§ Written problem: Can you rewrite the stretch of the listing from its start through the line containing "volume-bar [14,1922,19,2021]", putting "volume-column" wherever "volume-bar" appears and changing nothing else?

§ Material for the task:
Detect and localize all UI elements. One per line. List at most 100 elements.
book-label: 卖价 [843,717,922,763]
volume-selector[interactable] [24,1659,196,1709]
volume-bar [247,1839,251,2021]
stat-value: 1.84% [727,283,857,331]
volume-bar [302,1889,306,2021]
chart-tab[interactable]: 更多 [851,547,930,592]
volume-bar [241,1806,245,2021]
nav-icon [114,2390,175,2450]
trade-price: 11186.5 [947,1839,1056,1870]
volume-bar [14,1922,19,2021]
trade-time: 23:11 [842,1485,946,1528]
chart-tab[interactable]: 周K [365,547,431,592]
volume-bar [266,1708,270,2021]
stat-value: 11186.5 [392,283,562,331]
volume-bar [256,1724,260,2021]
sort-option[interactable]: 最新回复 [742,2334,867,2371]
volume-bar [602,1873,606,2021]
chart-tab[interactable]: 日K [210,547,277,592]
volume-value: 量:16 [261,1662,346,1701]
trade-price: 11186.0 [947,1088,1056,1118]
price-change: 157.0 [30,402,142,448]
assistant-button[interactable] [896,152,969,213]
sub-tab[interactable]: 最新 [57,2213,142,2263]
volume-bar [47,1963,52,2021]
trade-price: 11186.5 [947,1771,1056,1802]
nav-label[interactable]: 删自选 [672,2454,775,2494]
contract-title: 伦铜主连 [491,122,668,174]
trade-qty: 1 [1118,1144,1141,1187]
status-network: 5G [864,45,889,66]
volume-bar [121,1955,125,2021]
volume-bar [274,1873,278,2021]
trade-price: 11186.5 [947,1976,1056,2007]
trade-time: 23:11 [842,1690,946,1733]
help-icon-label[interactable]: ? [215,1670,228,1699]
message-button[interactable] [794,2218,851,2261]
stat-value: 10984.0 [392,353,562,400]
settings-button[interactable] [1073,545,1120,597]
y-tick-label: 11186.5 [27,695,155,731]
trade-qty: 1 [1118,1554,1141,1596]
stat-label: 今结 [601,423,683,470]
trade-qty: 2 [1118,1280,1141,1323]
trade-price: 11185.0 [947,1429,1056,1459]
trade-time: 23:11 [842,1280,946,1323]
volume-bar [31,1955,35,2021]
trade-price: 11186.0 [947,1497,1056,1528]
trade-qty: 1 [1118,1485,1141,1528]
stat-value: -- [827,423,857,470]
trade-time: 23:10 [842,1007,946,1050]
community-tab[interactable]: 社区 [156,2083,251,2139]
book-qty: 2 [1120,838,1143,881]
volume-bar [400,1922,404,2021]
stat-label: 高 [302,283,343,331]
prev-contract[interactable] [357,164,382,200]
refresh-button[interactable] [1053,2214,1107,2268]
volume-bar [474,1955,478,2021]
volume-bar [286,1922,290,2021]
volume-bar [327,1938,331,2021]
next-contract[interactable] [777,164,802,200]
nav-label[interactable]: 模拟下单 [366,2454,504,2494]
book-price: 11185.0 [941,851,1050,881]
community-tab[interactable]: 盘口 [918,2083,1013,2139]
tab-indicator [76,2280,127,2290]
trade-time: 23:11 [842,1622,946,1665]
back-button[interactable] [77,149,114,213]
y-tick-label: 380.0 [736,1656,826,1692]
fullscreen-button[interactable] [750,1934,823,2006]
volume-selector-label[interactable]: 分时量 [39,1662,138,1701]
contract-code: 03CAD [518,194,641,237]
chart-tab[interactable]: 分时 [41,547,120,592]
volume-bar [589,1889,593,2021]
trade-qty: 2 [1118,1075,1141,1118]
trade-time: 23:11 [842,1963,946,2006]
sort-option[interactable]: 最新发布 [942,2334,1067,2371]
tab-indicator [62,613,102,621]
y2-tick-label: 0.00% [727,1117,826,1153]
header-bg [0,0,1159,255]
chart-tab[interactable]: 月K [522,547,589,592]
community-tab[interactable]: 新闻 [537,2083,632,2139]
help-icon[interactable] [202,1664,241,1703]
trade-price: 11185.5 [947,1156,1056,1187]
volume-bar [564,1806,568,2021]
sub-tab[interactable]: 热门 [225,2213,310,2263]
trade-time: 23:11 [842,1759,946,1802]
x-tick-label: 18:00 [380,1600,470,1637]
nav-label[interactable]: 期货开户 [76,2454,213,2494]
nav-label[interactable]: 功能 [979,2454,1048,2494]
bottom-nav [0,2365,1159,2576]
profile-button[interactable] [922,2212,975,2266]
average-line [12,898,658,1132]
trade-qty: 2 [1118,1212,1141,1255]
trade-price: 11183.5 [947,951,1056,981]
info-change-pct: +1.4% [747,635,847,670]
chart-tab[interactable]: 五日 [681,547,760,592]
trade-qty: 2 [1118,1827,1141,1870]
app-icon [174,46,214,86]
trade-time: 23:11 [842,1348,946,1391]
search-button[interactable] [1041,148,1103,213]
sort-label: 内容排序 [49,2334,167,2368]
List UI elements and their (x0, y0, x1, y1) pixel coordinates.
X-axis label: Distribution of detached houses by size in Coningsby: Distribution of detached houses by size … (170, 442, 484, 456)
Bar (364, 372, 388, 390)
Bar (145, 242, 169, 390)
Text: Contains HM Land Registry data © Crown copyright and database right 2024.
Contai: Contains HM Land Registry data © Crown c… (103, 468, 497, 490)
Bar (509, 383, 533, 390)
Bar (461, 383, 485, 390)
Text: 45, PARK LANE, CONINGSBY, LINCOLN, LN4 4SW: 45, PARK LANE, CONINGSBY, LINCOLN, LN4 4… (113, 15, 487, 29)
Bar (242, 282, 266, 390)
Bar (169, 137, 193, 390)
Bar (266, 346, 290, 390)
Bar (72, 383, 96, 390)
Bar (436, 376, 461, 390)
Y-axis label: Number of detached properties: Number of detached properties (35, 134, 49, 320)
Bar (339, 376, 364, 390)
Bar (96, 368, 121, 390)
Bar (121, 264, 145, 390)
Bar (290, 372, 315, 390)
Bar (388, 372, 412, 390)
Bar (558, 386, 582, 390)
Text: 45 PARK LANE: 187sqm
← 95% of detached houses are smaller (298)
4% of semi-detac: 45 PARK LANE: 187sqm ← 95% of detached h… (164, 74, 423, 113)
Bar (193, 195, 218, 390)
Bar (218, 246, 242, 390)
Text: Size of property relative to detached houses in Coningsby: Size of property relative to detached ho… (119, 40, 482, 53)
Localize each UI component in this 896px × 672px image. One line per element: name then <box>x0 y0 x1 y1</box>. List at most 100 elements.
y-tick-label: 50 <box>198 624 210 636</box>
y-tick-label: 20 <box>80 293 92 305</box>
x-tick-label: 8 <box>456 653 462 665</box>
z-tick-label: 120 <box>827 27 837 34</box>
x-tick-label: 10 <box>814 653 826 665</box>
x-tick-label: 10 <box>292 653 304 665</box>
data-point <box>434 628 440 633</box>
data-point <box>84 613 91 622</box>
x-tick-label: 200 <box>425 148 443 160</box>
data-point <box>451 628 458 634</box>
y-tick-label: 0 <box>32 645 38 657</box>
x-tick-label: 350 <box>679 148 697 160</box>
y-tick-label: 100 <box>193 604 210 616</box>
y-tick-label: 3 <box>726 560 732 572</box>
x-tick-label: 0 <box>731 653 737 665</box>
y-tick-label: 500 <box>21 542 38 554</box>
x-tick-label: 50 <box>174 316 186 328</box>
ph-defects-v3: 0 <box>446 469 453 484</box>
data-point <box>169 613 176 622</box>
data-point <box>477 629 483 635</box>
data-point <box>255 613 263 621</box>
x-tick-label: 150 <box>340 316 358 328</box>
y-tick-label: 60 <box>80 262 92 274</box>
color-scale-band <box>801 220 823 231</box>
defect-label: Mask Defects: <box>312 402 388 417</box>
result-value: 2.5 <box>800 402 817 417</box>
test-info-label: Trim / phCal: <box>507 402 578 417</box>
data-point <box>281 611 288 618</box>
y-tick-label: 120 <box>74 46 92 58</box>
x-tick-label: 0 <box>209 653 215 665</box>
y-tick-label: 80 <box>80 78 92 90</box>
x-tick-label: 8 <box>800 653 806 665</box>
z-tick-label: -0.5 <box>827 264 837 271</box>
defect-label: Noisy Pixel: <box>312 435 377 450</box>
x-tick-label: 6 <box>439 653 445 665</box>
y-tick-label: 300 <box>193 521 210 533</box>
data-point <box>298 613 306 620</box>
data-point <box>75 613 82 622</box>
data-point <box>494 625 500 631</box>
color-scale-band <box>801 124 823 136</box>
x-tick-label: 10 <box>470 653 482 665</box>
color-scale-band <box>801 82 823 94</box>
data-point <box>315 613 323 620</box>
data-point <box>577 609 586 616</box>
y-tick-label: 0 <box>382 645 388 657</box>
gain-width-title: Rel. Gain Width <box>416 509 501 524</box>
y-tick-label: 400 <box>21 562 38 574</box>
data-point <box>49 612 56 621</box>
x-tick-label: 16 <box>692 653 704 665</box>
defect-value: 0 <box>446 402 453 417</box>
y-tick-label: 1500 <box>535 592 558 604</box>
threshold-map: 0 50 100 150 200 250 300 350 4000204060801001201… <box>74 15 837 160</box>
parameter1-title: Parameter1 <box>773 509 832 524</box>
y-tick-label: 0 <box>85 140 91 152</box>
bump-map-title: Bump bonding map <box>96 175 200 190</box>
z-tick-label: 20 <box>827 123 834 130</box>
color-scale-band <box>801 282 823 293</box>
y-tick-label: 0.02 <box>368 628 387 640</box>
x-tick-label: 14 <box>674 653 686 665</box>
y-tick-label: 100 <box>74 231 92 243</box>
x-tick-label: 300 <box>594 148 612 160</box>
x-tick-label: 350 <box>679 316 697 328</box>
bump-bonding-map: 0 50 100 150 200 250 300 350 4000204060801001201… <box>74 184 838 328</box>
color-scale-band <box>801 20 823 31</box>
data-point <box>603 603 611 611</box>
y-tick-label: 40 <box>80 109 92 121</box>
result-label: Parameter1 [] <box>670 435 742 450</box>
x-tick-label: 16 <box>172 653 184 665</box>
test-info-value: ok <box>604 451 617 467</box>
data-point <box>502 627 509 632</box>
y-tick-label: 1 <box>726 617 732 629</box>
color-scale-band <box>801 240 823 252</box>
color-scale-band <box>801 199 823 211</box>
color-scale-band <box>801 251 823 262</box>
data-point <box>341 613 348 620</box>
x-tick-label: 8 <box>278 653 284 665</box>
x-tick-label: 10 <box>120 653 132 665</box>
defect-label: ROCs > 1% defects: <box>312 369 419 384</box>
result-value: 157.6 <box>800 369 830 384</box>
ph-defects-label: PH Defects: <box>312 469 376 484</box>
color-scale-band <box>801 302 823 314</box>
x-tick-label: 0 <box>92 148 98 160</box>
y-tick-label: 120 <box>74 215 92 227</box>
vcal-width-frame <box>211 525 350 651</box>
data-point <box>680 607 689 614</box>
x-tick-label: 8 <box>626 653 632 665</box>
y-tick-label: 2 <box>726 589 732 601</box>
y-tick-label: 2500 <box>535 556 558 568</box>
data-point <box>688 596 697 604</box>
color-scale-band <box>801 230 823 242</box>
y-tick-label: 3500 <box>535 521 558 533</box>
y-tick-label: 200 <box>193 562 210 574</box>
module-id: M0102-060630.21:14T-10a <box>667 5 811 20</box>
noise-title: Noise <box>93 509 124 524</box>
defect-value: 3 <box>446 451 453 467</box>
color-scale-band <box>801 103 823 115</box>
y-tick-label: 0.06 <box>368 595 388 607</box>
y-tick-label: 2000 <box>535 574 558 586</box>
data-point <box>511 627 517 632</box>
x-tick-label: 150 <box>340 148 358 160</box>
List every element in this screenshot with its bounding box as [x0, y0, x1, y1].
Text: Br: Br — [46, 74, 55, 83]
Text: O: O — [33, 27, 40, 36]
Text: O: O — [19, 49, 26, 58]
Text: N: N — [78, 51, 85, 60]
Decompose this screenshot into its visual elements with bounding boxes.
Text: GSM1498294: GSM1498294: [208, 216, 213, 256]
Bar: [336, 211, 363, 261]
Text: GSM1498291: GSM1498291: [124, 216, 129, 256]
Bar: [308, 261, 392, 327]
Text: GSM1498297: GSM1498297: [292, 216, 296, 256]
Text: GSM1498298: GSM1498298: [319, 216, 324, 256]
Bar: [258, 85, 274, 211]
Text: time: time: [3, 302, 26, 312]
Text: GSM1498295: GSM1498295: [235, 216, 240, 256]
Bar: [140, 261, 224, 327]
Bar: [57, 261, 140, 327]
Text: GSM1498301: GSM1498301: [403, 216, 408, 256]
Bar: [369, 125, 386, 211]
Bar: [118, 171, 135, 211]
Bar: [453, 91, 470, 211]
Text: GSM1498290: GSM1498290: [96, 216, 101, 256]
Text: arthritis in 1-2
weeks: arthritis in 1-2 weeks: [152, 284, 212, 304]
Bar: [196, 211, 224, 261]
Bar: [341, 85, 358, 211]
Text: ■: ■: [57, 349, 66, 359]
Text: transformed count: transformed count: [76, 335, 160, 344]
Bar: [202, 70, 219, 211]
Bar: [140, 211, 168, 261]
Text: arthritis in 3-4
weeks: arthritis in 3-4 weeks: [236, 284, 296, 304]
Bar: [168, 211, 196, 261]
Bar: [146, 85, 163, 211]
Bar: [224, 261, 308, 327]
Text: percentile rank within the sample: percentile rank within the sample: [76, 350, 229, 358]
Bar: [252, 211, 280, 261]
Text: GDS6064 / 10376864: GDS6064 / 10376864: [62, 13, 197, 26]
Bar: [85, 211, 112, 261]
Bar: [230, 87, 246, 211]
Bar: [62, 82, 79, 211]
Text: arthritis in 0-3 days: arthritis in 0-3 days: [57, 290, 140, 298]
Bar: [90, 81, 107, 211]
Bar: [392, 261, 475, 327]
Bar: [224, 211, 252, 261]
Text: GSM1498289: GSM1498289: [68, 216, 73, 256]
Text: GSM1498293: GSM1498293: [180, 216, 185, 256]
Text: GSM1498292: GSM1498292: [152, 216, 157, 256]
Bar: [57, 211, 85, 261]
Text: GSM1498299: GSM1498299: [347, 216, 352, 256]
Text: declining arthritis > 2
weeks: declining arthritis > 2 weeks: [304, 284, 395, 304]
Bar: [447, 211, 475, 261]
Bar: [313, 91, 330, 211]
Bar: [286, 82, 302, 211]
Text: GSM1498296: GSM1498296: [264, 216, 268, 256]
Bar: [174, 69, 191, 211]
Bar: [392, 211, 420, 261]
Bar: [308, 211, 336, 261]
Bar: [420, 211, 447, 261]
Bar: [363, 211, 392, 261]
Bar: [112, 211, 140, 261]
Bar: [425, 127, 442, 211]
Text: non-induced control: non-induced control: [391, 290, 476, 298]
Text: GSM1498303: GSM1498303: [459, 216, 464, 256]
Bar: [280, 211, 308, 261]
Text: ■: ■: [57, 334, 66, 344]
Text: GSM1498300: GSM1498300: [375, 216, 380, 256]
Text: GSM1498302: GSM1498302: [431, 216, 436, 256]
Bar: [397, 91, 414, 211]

§ Output of the exercise:
Detect and localize all UI elements. One per line. List at most 100 elements.
book-label: 卖价 [843,717,922,763]
volume-selector[interactable] [24,1659,196,1709]
volume-column [247,1839,251,2021]
stat-value: 1.84% [727,283,857,331]
volume-column [302,1889,306,2021]
chart-tab[interactable]: 更多 [851,547,930,592]
volume-column [241,1806,245,2021]
nav-icon [114,2390,175,2450]
trade-price: 11186.5 [947,1839,1056,1870]
volume-column [14,1922,19,2021]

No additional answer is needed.